■ TASK INSTRUCTIONS: Return the entries verbatim and drop every picture.

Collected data
**********
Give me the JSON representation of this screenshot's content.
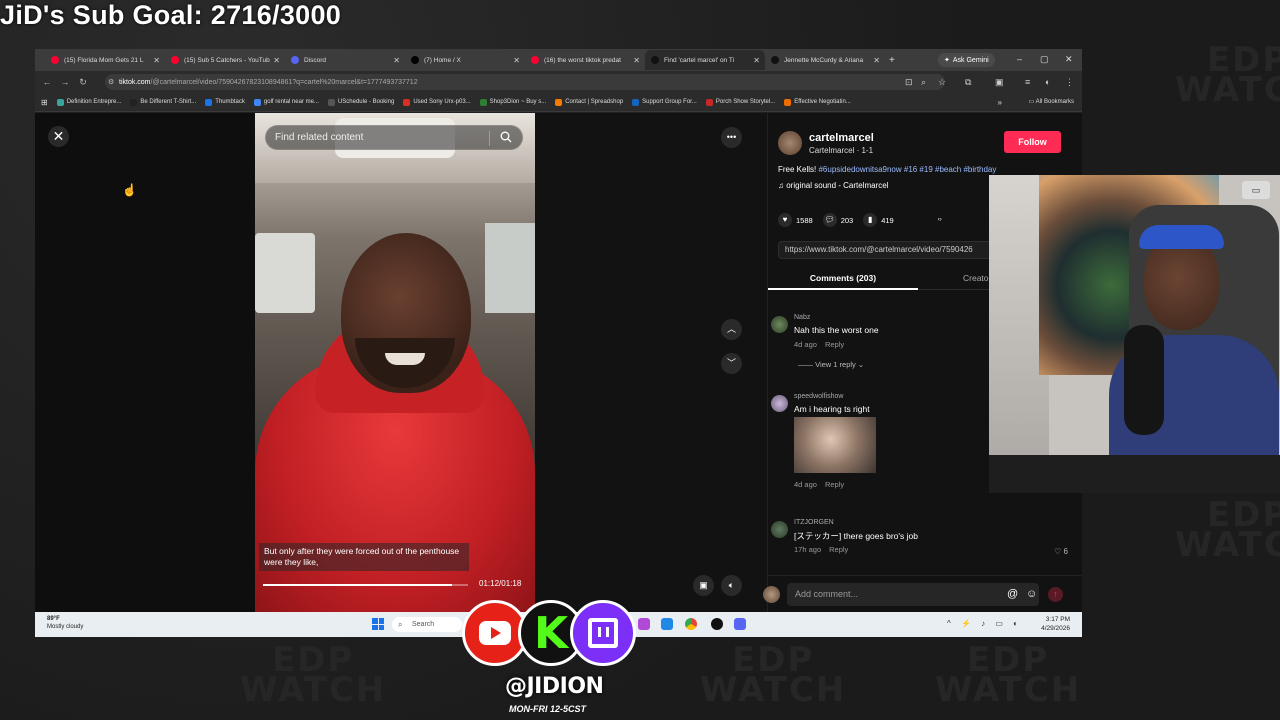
{
  "overlay": {
    "goal_text": "JiD's Sub Goal: 2716/3000",
    "handle": "@JIDION",
    "schedule": "MON-FRI 12-5CST",
    "bg_watermark_line1": "EDP",
    "bg_watermark_line2": "WATCH"
  },
  "browser": {
    "tabs": [
      {
        "label": "(15) Florida Mom Gets 21 L",
        "icon": "youtube-icon",
        "color": "#ff0033",
        "active": false
      },
      {
        "label": "(15) Sub 5 Catchers - YouTub",
        "icon": "youtube-icon",
        "color": "#ff0033",
        "active": false
      },
      {
        "label": "Discord",
        "icon": "discord-icon",
        "color": "#5865f2",
        "active": false
      },
      {
        "label": "(7) Home / X",
        "icon": "x-icon",
        "color": "#000000",
        "active": false
      },
      {
        "label": "(16) the worst tiktok predat",
        "icon": "youtube-icon",
        "color": "#ff0033",
        "active": false
      },
      {
        "label": "Find 'cartel marcel' on Ti",
        "icon": "tiktok-icon",
        "color": "#111111",
        "active": true
      },
      {
        "label": "Jennette McCurdy & Ariana",
        "icon": "tiktok-icon",
        "color": "#111111",
        "active": false
      }
    ],
    "ask_gemini": "Ask Gemini",
    "url_host": "tiktok.com",
    "url_rest": "/@cartelmarcel/video/7590426782310894861?q=cartel%20marcel&t=1777493737712",
    "bookmarks": [
      {
        "label": "Definition Entrepre...",
        "color": "#3aa39a"
      },
      {
        "label": "Be Different T-Shirt...",
        "color": "#222222"
      },
      {
        "label": "Thumbtack",
        "color": "#1a73e8"
      },
      {
        "label": "golf rental near me...",
        "color": "#4285f4"
      },
      {
        "label": "USchedule - Booking",
        "color": "#555555"
      },
      {
        "label": "Used Sony Urx-p03...",
        "color": "#d93025"
      },
      {
        "label": "Shop3Dion ~ Buy s...",
        "color": "#2e7d32"
      },
      {
        "label": "Contact | Spreadshop",
        "color": "#f57c00"
      },
      {
        "label": "Support Group For...",
        "color": "#1565c0"
      },
      {
        "label": "Porch Show Storytel...",
        "color": "#c62828"
      },
      {
        "label": "Effective Negotiatin...",
        "color": "#ef6c00"
      }
    ],
    "all_bookmarks": "All Bookmarks"
  },
  "video": {
    "search_placeholder": "Find related content",
    "caption": "But only after they were forced out of the penthouse were they like,",
    "timecode": "01:12/01:18",
    "progress_fraction": 0.92
  },
  "post": {
    "author_name": "cartelmarcel",
    "author_sub": "Cartelmarcel · 1-1",
    "follow_label": "Follow",
    "desc_text": "Free Kells! ",
    "desc_tags": "#6upsidedownitsa9now #16 #19 #beach #birthday",
    "sound": "original sound - Cartelmarcel",
    "likes": "1588",
    "comments": "203",
    "saves": "419",
    "share_url": "https://www.tiktok.com/@cartelmarcel/video/7590426",
    "tab_comments": "Comments (203)",
    "tab_creator": "Creato"
  },
  "comments": [
    {
      "user": "Nabz",
      "text": "Nah this the worst one",
      "age": "4d ago",
      "reply": "Reply",
      "replies": "View 1 reply",
      "likes": ""
    },
    {
      "user": "speedwolfishow",
      "text": "Am i hearing ts right",
      "age": "4d ago",
      "reply": "Reply",
      "replies": "",
      "likes": ""
    },
    {
      "user": "ITZJORGEN",
      "text": "[ステッカー] there goes bro's job",
      "age": "17h ago",
      "reply": "Reply",
      "replies": "",
      "likes": "6"
    }
  ],
  "comment_input": {
    "placeholder": "Add comment..."
  },
  "taskbar": {
    "temp": "89°F",
    "weather": "Mostly cloudy",
    "search": "Search",
    "time": "3:17 PM",
    "date": "4/29/2026"
  }
}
**********
■ COMPLETE RESPONSE:
Give me the JSON representation of this screenshot's content.
{
  "overlay": {
    "goal_text": "JiD's Sub Goal: 2716/3000",
    "handle": "@JIDION",
    "schedule": "MON-FRI 12-5CST",
    "bg_watermark_line1": "EDP",
    "bg_watermark_line2": "WATCH"
  },
  "browser": {
    "tabs": [
      {
        "label": "(15) Florida Mom Gets 21 L",
        "icon": "youtube-icon",
        "color": "#ff0033",
        "active": false
      },
      {
        "label": "(15) Sub 5 Catchers - YouTub",
        "icon": "youtube-icon",
        "color": "#ff0033",
        "active": false
      },
      {
        "label": "Discord",
        "icon": "discord-icon",
        "color": "#5865f2",
        "active": false
      },
      {
        "label": "(7) Home / X",
        "icon": "x-icon",
        "color": "#000000",
        "active": false
      },
      {
        "label": "(16) the worst tiktok predat",
        "icon": "youtube-icon",
        "color": "#ff0033",
        "active": false
      },
      {
        "label": "Find 'cartel marcel' on Ti",
        "icon": "tiktok-icon",
        "color": "#111111",
        "active": true
      },
      {
        "label": "Jennette McCurdy & Ariana",
        "icon": "tiktok-icon",
        "color": "#111111",
        "active": false
      }
    ],
    "ask_gemini": "Ask Gemini",
    "url_host": "tiktok.com",
    "url_rest": "/@cartelmarcel/video/7590426782310894861?q=cartel%20marcel&t=1777493737712",
    "bookmarks": [
      {
        "label": "Definition Entrepre...",
        "color": "#3aa39a"
      },
      {
        "label": "Be Different T-Shirt...",
        "color": "#222222"
      },
      {
        "label": "Thumbtack",
        "color": "#1a73e8"
      },
      {
        "label": "golf rental near me...",
        "color": "#4285f4"
      },
      {
        "label": "USchedule - Booking",
        "color": "#555555"
      },
      {
        "label": "Used Sony Urx-p03...",
        "color": "#d93025"
      },
      {
        "label": "Shop3Dion ~ Buy s...",
        "color": "#2e7d32"
      },
      {
        "label": "Contact | Spreadshop",
        "color": "#f57c00"
      },
      {
        "label": "Support Group For...",
        "color": "#1565c0"
      },
      {
        "label": "Porch Show Storytel...",
        "color": "#c62828"
      },
      {
        "label": "Effective Negotiatin...",
        "color": "#ef6c00"
      }
    ],
    "all_bookmarks": "All Bookmarks"
  },
  "video": {
    "search_placeholder": "Find related content",
    "caption": "But only after they were forced out of the penthouse were they like,",
    "timecode": "01:12/01:18",
    "progress_fraction": 0.92
  },
  "post": {
    "author_name": "cartelmarcel",
    "author_sub": "Cartelmarcel · 1-1",
    "follow_label": "Follow",
    "desc_text": "Free Kells! ",
    "desc_tags": "#6upsidedownitsa9now #16 #19 #beach #birthday",
    "sound": "original sound - Cartelmarcel",
    "likes": "1588",
    "comments": "203",
    "saves": "419",
    "share_url": "https://www.tiktok.com/@cartelmarcel/video/7590426",
    "tab_comments": "Comments (203)",
    "tab_creator": "Creato"
  },
  "comments": [
    {
      "user": "Nabz",
      "text": "Nah this the worst one",
      "age": "4d ago",
      "reply": "Reply",
      "replies": "View 1 reply",
      "likes": ""
    },
    {
      "user": "speedwolfishow",
      "text": "Am i hearing ts right",
      "age": "4d ago",
      "reply": "Reply",
      "replies": "",
      "likes": ""
    },
    {
      "user": "ITZJORGEN",
      "text": "[ステッカー] there goes bro's job",
      "age": "17h ago",
      "reply": "Reply",
      "replies": "",
      "likes": "6"
    }
  ],
  "comment_input": {
    "placeholder": "Add comment..."
  },
  "taskbar": {
    "temp": "89°F",
    "weather": "Mostly cloudy",
    "search": "Search",
    "time": "3:17 PM",
    "date": "4/29/2026"
  }
}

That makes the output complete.